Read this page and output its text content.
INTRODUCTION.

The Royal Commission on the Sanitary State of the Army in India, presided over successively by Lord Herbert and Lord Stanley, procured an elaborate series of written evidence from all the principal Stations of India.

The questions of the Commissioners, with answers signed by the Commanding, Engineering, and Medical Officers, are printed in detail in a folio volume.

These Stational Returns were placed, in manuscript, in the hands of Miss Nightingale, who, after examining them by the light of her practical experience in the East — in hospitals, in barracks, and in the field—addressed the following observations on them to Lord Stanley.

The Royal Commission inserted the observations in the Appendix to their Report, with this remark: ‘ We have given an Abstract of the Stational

• _The exercise_:
From the listing above, copy every line that includes the word "Lord".

• _Exercise answer_:
The Royal Commission on the Sanitary State of the Army in India, presided over successively by Lord Herbert and Lord Stanley, procured an elaborate series of written evidence from all the principal Stations of India.
These Stational Returns were placed, in manuscript, in the hands of Miss Nightingale, who, after examining them by the light of her practical experience in the East — in hospitals, in barracks, and in the field—addressed the following observations on them to Lord Stanley.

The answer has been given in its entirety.